> _INSTRUCTIONS FOR THE TASK_:
Copy out all lines of the records in which the word "ylabel" appears.

....

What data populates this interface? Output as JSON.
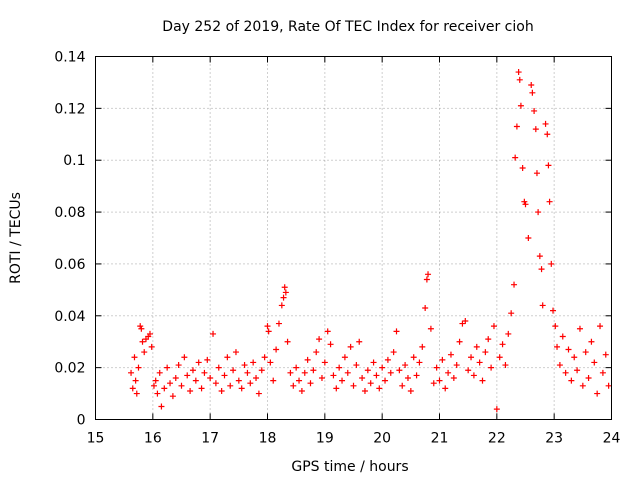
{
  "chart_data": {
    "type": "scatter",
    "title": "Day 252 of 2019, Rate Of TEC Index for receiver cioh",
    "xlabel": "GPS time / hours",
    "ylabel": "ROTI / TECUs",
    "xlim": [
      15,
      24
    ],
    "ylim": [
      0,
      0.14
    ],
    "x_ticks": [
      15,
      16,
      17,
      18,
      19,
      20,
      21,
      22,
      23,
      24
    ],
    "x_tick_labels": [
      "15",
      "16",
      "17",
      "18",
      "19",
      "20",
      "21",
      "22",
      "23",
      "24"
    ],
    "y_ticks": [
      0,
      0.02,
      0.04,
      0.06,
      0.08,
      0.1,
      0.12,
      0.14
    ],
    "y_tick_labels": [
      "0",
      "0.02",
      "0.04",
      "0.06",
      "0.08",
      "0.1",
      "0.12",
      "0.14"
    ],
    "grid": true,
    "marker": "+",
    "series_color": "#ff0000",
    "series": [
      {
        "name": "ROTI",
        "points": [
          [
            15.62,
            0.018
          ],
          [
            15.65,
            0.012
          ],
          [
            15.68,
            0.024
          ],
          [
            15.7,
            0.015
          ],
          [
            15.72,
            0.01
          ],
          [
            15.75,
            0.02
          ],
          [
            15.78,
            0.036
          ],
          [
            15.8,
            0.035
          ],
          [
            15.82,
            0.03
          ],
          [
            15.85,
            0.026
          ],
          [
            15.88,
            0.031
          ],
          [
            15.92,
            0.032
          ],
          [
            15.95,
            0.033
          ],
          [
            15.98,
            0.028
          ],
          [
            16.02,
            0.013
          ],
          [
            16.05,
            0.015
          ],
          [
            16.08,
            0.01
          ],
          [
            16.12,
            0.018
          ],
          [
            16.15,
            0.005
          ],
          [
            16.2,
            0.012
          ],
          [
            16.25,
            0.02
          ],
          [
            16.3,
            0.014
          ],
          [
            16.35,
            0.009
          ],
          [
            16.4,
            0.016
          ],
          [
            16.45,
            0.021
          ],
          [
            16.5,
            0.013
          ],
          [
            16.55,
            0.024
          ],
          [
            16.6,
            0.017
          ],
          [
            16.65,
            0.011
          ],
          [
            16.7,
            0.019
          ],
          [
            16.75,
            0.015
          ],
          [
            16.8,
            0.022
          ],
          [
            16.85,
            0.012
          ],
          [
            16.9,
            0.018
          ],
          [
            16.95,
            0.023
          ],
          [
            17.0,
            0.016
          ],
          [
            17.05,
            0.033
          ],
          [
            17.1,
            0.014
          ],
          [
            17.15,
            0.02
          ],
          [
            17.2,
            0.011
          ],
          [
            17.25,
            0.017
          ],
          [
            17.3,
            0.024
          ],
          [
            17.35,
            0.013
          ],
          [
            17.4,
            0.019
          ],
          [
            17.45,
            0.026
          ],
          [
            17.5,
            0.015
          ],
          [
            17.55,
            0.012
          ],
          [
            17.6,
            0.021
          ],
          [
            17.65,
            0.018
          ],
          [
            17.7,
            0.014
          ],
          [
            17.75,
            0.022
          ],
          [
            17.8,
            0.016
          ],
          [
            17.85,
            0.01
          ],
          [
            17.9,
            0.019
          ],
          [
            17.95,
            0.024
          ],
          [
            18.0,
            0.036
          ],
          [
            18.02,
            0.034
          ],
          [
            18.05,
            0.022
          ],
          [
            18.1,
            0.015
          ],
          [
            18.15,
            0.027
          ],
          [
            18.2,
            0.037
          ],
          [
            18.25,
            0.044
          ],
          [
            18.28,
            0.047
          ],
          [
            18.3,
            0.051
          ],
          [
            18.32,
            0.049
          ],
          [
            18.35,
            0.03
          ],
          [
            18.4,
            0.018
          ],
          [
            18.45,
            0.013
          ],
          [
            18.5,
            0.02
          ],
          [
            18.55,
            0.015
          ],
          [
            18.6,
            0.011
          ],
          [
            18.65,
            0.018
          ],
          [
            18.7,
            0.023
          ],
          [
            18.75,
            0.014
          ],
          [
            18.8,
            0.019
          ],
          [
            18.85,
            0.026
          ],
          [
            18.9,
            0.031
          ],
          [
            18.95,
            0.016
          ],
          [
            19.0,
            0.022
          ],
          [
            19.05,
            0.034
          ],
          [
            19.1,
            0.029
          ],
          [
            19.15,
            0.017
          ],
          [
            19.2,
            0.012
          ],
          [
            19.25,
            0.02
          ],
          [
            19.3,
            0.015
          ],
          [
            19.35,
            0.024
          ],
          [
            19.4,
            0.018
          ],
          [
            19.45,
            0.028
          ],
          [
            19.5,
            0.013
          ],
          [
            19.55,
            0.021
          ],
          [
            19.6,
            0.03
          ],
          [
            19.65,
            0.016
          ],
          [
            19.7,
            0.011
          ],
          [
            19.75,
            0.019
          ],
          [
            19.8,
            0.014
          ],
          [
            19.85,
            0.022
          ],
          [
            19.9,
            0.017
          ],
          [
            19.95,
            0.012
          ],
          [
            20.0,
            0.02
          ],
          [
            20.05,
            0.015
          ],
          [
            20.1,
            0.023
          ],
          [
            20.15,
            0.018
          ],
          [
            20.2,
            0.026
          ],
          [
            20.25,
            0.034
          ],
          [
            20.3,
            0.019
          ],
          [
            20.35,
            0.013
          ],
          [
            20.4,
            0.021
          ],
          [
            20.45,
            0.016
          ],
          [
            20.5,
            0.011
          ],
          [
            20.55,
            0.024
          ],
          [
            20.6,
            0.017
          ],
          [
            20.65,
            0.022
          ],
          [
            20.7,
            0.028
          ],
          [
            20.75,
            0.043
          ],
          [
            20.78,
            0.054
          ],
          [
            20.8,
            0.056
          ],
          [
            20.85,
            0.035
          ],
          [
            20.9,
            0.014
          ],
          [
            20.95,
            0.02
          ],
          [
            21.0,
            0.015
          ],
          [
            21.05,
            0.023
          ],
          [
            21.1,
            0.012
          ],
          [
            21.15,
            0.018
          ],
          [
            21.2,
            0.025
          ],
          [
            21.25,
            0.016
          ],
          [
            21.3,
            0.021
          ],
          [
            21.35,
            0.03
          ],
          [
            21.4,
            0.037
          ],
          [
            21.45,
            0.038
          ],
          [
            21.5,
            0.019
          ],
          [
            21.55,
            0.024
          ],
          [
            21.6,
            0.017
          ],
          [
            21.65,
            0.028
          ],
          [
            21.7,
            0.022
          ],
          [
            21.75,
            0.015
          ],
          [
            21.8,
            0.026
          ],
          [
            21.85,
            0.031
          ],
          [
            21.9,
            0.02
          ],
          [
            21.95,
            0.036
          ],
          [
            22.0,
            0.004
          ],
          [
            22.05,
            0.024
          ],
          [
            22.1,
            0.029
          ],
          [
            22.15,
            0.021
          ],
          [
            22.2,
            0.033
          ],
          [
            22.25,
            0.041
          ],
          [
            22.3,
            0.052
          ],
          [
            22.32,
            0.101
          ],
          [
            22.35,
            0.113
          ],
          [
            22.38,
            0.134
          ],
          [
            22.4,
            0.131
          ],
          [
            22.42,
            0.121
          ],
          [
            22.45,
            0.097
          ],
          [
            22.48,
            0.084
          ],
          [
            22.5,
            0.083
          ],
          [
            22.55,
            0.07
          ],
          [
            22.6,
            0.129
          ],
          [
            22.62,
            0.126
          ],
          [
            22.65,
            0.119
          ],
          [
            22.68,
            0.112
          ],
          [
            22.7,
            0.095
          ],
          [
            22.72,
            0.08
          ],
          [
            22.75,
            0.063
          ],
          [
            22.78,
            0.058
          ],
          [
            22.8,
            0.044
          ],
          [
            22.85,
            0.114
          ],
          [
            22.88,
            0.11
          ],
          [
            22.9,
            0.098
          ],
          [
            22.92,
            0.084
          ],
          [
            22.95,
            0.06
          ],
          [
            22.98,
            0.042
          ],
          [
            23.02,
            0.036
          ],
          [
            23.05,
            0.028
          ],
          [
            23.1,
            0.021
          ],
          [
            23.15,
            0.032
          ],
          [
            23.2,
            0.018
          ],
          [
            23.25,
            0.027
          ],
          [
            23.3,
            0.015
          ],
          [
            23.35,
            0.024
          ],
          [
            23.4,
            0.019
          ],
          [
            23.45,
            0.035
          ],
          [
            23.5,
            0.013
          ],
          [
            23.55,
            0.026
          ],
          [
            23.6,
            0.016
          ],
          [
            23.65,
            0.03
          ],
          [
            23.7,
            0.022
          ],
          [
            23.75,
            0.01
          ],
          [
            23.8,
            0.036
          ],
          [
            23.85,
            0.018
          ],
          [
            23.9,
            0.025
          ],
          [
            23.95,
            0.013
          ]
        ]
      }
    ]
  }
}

....

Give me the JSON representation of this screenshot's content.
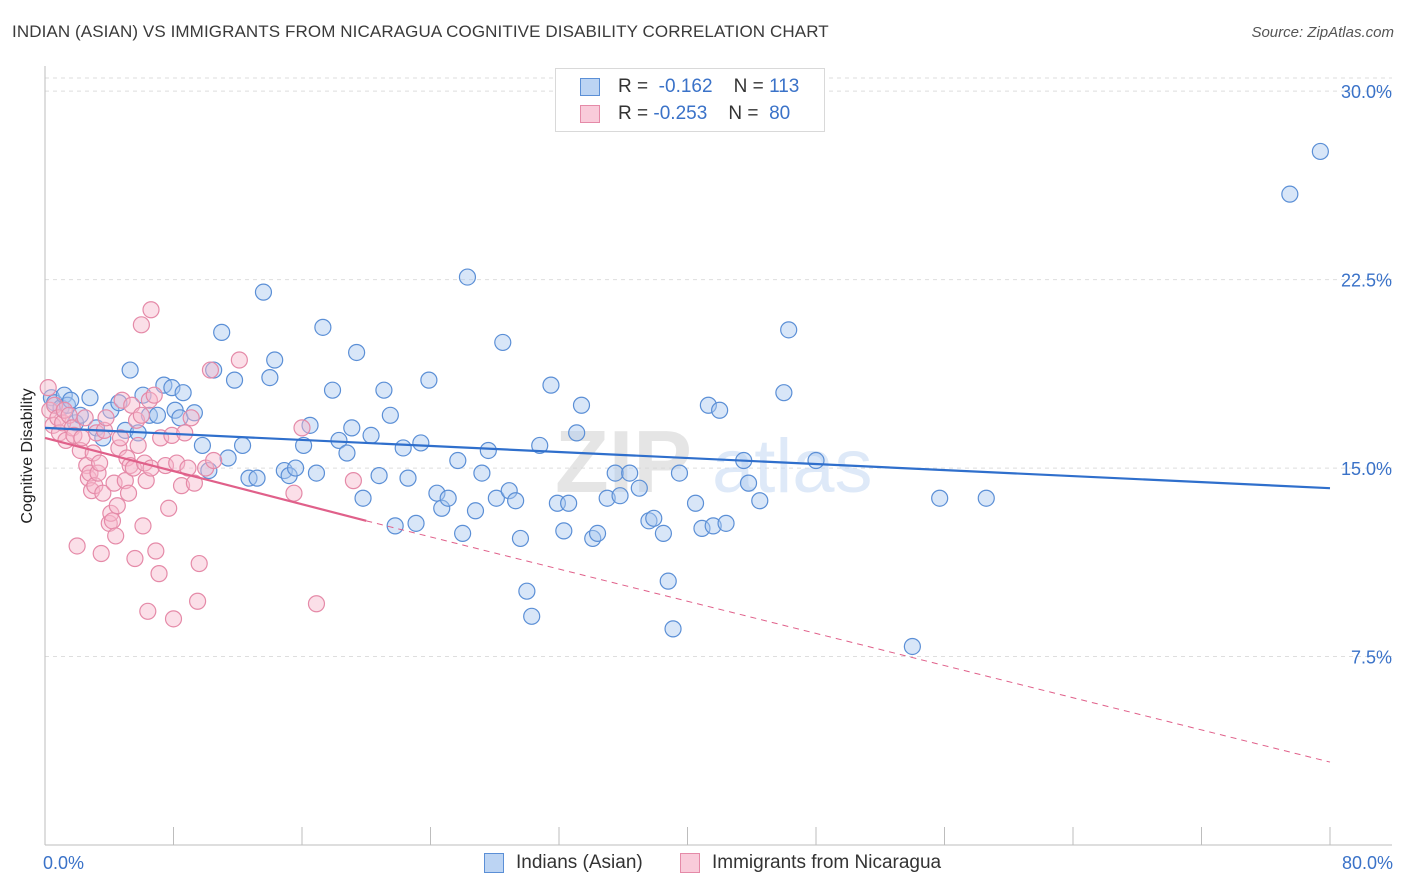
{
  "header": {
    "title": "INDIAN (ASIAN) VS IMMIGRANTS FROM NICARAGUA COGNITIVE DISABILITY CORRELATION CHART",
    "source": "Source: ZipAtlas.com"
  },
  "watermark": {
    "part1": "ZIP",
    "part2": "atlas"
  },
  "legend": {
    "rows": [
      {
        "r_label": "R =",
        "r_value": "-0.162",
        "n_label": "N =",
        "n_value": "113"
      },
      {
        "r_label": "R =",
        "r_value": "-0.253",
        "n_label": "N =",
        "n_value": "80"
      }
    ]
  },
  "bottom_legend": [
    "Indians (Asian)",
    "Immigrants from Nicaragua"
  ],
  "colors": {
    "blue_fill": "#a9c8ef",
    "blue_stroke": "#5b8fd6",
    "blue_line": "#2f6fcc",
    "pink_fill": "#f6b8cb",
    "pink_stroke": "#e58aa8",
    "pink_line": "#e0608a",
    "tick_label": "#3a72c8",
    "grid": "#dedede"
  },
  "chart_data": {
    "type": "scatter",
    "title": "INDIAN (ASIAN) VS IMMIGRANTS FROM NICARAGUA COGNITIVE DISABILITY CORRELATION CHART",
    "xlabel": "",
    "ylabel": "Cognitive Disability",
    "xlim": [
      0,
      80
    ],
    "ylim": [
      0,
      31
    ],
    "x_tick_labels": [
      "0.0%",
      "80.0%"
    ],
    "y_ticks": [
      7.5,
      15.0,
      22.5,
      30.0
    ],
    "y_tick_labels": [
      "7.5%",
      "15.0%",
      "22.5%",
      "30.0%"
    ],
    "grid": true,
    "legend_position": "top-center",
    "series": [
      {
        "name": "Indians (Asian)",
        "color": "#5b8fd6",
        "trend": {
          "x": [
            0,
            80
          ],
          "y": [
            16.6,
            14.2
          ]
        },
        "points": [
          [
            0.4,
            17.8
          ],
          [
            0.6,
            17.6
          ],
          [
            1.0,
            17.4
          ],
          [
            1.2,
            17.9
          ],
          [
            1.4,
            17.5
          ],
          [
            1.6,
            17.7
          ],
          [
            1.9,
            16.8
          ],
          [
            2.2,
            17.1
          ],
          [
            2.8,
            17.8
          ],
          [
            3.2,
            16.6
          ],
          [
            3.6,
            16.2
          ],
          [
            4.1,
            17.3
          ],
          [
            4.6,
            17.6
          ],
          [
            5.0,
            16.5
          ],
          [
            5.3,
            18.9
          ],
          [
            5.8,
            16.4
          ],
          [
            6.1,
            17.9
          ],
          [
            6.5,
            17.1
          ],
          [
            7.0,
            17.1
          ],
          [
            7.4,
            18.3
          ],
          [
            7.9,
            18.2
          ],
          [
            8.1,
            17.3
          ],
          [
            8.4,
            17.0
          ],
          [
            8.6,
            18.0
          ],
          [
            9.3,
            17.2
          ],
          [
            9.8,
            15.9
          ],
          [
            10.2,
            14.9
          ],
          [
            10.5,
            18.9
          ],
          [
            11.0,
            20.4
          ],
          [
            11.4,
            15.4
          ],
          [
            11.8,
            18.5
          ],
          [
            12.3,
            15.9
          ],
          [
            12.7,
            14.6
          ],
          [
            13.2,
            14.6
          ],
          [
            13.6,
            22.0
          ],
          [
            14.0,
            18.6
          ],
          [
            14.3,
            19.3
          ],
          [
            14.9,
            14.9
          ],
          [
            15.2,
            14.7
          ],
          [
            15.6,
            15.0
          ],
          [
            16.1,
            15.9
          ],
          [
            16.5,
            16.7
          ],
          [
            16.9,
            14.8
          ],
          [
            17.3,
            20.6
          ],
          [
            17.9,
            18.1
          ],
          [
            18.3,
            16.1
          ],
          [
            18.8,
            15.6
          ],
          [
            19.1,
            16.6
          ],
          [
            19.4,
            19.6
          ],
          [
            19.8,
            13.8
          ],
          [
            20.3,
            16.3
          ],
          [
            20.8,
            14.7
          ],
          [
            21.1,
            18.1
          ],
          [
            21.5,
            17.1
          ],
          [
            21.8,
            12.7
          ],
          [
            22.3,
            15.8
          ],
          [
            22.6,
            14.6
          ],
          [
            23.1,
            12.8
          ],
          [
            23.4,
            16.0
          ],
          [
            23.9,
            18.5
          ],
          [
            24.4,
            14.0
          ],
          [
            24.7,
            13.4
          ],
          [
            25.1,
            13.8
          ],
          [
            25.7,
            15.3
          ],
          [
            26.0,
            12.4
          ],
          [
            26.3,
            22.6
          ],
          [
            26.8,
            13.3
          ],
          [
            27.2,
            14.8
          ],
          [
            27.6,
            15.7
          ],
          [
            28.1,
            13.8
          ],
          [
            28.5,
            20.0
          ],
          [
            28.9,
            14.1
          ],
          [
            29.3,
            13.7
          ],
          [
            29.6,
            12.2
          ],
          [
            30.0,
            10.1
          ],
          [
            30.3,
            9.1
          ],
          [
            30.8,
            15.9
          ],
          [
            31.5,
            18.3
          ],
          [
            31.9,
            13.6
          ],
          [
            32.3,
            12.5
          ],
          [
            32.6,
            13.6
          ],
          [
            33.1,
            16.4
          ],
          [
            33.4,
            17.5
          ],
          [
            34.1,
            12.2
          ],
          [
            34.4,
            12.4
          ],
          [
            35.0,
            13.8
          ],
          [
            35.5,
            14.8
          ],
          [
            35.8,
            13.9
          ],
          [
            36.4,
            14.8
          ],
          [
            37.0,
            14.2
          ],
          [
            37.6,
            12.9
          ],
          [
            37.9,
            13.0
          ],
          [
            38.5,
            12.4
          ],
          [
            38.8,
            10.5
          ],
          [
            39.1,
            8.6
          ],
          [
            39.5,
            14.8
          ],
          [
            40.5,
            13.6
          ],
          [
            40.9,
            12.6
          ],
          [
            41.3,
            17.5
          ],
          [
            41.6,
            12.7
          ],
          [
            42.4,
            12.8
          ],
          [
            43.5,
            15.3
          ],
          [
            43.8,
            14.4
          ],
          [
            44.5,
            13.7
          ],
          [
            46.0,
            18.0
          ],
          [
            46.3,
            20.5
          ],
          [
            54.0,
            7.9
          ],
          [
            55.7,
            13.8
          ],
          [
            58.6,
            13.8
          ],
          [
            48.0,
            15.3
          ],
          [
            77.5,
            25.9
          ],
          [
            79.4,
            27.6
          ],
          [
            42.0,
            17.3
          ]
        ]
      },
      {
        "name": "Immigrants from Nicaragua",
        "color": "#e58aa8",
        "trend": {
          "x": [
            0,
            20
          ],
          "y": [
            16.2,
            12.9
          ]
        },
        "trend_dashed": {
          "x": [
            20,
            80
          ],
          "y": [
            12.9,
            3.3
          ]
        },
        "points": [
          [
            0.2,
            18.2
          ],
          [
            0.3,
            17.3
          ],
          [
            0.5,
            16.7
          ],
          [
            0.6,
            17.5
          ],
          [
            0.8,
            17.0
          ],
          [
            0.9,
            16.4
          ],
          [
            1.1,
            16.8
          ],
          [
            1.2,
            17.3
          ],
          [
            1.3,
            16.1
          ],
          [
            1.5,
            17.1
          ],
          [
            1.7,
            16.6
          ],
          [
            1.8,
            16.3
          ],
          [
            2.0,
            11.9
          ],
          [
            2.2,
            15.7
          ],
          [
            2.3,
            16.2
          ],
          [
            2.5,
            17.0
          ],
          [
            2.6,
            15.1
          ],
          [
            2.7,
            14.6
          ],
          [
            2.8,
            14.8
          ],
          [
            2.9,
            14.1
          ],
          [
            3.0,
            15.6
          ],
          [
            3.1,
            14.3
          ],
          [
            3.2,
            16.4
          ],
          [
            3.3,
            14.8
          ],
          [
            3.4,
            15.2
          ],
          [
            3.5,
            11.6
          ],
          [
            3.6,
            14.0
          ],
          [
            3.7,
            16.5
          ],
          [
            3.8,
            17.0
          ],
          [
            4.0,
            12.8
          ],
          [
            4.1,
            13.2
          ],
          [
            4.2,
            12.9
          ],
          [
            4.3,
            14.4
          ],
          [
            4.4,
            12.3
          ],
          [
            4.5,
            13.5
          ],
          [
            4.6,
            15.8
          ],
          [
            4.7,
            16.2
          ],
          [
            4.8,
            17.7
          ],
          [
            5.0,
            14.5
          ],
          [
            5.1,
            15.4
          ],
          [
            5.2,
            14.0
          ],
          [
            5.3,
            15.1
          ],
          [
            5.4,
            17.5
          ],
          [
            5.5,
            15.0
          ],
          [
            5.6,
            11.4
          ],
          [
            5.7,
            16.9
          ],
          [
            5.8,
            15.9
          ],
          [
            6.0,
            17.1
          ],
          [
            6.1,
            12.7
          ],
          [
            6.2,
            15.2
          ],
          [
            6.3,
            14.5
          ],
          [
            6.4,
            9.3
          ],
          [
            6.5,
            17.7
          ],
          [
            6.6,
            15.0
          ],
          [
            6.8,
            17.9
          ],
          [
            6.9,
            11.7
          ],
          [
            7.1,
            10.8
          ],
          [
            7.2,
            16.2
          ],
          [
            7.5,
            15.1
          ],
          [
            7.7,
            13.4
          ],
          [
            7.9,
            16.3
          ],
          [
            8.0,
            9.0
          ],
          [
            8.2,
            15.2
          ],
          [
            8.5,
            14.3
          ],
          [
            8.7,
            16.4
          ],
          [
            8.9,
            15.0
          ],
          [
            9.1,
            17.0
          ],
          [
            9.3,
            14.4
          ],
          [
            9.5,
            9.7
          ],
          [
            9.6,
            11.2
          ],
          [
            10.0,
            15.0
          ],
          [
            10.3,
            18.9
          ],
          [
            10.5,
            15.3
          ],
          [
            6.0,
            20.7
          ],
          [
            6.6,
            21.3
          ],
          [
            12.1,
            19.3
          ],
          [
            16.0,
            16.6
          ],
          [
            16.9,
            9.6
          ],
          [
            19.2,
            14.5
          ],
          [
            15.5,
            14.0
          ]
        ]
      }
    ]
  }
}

....

> _THE RESULT_:
    "ylabel": "ROTI / TECUs",
    "ylabel": "Cognitive Disability",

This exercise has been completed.